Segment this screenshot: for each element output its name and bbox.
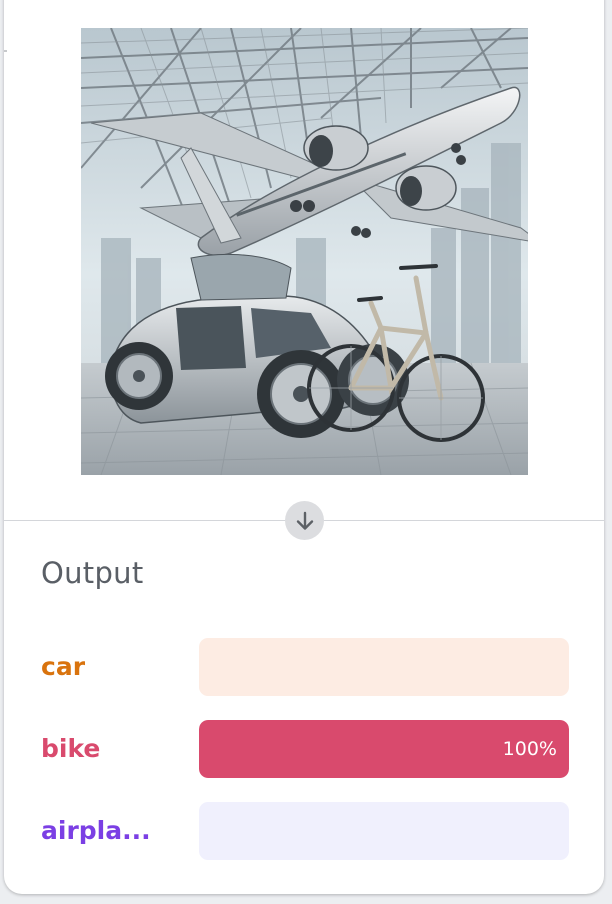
- prediction-label-airplane: airpla...: [41, 816, 151, 845]
- prediction-label-car: car: [41, 652, 86, 681]
- input-image: [81, 28, 528, 475]
- prediction-bar-airplane: [199, 802, 569, 860]
- prediction-bar-car: [199, 638, 569, 696]
- prediction-bar-bike: 100%: [199, 720, 569, 778]
- prediction-score-bike: 100%: [502, 738, 557, 760]
- arrow-down-icon: [296, 511, 313, 530]
- input-image-illustration: [81, 28, 528, 475]
- edge-mark: [4, 50, 7, 52]
- output-title: Output: [41, 556, 144, 590]
- prediction-label-bike: bike: [41, 734, 101, 763]
- classifier-card: Output car bike 100% airpla...: [4, 0, 604, 894]
- flow-arrow: [285, 501, 324, 540]
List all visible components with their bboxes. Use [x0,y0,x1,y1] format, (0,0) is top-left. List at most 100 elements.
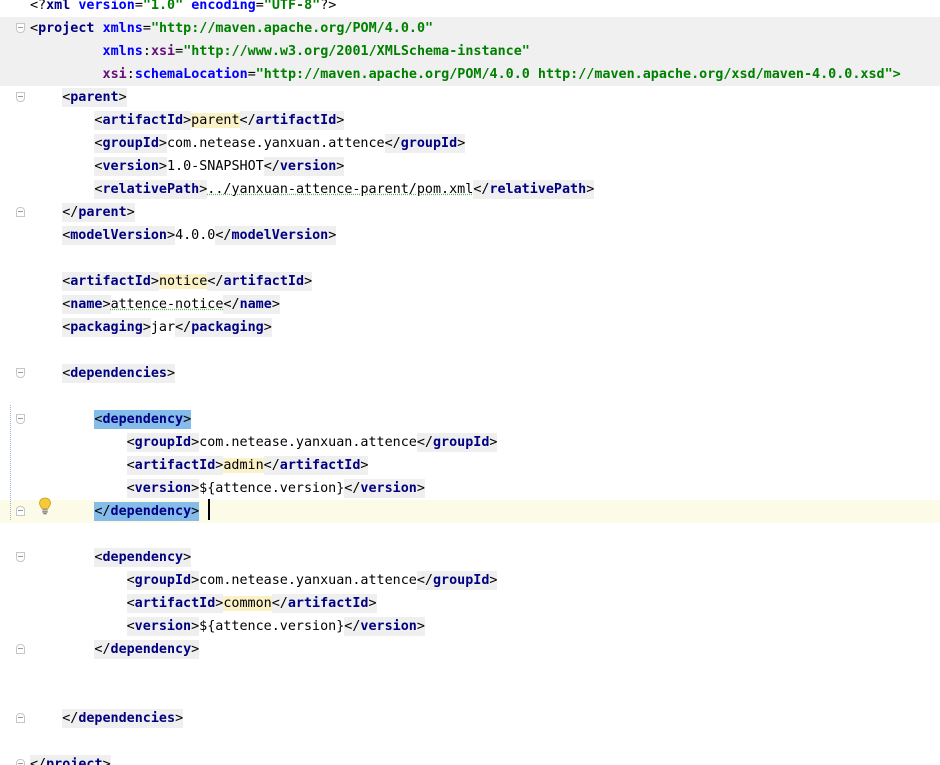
○ ○ ○ ○ ○ ○ ○
→ **REQUIRED TASK**
Copy every row above word for word, leaving out the pictures.

→ **EXPECTED ANSWER**
Segment this screenshot: for each element output its name and bbox.
- prediction-label-airplane: airpla...: [41, 816, 151, 845]
- prediction-label-car: car: [41, 652, 86, 681]
- input-image: [81, 28, 528, 475]
- prediction-bar-airplane: [199, 802, 569, 860]
- prediction-bar-car: [199, 638, 569, 696]
- prediction-bar-bike: 100%: [199, 720, 569, 778]
- prediction-score-bike: 100%: [502, 738, 557, 760]
- arrow-down-icon: [296, 511, 313, 530]
- input-image-illustration: [81, 28, 528, 475]
- edge-mark: [4, 50, 7, 52]
- output-title: Output: [41, 556, 144, 590]
- prediction-label-bike: bike: [41, 734, 101, 763]
- classifier-card: Output car bike 100% airpla...: [4, 0, 604, 894]
- flow-arrow: [285, 501, 324, 540]
List all visible components with their bboxes. Use [x0,y0,x1,y1] format, (0,0) is top-left. List at most 100 elements.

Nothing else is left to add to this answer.